Written task: Find the lines that contain the word "JSON" and copy each one.

______

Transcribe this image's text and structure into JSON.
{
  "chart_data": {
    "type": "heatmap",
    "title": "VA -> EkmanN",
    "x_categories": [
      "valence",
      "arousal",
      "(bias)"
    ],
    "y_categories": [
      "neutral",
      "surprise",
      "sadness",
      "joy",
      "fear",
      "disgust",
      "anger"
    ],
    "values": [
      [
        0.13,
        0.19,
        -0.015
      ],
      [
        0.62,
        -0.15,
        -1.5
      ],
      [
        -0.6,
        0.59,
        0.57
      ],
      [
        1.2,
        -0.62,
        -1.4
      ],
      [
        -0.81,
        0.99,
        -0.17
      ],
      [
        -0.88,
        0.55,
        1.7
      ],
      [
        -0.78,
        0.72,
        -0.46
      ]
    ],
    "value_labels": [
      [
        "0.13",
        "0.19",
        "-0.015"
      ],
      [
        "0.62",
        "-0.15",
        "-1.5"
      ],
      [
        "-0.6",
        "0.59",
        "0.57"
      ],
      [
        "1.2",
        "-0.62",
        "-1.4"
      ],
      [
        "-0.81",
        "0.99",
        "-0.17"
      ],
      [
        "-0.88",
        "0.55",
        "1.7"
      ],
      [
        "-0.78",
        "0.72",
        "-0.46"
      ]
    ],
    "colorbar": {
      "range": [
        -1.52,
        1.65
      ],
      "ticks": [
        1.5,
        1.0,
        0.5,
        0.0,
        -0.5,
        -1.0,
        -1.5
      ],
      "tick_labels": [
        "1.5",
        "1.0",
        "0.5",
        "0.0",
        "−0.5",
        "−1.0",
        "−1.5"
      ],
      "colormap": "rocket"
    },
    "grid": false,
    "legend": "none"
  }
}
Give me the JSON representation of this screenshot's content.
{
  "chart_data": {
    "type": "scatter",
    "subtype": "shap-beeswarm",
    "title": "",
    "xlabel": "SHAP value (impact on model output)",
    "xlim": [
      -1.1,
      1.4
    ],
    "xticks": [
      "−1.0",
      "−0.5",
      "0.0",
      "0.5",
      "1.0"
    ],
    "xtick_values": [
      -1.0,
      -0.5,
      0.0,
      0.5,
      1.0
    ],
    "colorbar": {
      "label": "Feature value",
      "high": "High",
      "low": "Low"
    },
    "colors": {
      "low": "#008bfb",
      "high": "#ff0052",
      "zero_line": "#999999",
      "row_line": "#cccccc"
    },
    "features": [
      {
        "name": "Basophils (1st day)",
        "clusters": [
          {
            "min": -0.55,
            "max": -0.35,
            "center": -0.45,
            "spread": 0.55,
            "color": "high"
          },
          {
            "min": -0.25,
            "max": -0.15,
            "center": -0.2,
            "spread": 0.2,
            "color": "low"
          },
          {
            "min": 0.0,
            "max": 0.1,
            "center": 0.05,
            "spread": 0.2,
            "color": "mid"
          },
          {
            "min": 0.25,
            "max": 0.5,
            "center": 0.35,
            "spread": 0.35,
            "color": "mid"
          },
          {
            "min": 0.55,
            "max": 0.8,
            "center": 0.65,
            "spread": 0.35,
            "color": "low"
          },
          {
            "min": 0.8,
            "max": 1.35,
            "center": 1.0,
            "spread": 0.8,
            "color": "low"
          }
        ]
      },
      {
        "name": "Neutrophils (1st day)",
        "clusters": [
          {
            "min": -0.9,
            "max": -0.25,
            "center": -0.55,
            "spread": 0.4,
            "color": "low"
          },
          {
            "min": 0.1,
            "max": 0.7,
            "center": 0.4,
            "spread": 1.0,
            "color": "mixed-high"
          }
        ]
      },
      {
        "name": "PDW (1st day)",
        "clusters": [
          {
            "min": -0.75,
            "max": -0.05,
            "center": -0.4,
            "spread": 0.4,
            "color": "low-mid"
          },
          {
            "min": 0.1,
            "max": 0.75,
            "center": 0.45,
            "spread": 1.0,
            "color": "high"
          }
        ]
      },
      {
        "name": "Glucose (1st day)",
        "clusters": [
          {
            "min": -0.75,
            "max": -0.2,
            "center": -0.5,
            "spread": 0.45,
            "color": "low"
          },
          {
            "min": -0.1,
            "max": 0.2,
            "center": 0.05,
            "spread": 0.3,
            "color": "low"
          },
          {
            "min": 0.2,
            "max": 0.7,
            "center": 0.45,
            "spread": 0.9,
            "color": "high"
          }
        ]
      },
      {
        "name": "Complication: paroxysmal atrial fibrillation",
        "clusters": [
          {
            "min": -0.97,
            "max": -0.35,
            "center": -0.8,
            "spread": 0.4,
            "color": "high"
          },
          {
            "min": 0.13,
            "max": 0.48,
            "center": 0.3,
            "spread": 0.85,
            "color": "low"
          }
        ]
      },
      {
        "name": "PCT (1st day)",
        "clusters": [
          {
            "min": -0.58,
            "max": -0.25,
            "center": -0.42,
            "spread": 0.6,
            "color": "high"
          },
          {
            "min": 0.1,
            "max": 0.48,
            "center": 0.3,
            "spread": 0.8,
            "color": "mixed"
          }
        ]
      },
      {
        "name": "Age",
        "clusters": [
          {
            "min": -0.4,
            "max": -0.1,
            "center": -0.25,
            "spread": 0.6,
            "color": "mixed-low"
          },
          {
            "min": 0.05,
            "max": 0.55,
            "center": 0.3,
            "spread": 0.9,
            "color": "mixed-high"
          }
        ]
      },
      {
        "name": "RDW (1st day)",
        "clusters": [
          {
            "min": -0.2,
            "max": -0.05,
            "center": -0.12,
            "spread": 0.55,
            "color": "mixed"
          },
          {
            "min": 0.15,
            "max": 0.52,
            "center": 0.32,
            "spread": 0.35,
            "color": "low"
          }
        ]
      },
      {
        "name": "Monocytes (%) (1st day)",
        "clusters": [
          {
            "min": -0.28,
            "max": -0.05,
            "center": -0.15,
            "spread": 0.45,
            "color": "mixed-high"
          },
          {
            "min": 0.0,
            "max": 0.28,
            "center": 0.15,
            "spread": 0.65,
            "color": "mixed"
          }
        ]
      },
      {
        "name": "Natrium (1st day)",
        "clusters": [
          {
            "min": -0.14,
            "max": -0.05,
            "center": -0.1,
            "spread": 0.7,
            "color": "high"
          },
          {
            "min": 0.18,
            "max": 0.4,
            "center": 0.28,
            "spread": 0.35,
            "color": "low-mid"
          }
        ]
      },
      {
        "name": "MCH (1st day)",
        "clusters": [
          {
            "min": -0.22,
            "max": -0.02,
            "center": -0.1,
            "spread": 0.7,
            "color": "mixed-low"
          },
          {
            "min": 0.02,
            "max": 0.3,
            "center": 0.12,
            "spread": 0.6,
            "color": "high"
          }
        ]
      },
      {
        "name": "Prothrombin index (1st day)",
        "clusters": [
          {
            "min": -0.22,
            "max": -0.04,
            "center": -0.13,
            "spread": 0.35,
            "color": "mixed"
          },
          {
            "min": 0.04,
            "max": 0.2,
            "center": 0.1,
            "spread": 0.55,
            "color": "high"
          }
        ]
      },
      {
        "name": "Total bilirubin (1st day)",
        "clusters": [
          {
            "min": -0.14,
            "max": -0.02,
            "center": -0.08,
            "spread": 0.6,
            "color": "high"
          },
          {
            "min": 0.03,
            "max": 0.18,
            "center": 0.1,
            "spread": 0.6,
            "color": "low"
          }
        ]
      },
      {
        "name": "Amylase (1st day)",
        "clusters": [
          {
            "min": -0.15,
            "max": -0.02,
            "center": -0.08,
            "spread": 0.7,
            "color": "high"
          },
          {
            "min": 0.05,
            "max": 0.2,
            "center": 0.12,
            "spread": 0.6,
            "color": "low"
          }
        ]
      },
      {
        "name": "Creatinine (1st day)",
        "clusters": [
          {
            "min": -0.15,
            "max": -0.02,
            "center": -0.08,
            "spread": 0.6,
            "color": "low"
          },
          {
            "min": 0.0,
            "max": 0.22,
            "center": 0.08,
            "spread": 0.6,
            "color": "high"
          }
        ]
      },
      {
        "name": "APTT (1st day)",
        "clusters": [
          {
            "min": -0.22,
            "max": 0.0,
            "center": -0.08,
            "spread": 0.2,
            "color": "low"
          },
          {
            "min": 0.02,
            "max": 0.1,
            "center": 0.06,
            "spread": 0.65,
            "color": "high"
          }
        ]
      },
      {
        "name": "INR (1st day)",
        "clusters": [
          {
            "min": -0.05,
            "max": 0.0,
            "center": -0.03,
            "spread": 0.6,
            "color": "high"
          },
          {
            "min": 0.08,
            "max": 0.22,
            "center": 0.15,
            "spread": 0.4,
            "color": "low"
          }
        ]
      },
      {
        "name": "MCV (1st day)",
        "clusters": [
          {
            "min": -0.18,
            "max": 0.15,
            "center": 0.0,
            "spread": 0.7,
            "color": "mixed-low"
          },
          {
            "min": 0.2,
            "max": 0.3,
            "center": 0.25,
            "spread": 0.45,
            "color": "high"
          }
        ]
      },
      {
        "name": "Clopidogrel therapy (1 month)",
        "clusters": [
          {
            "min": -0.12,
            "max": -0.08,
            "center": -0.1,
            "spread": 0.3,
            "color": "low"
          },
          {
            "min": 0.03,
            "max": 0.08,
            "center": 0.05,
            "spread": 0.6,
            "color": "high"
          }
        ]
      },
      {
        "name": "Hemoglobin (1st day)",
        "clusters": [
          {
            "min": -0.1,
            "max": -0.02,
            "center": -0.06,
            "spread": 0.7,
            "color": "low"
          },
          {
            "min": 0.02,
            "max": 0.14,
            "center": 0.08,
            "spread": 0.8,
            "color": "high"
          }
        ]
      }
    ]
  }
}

______

Task response:
Transcribe this image's text and structure into JSON.
Give me the JSON representation of this screenshot's content.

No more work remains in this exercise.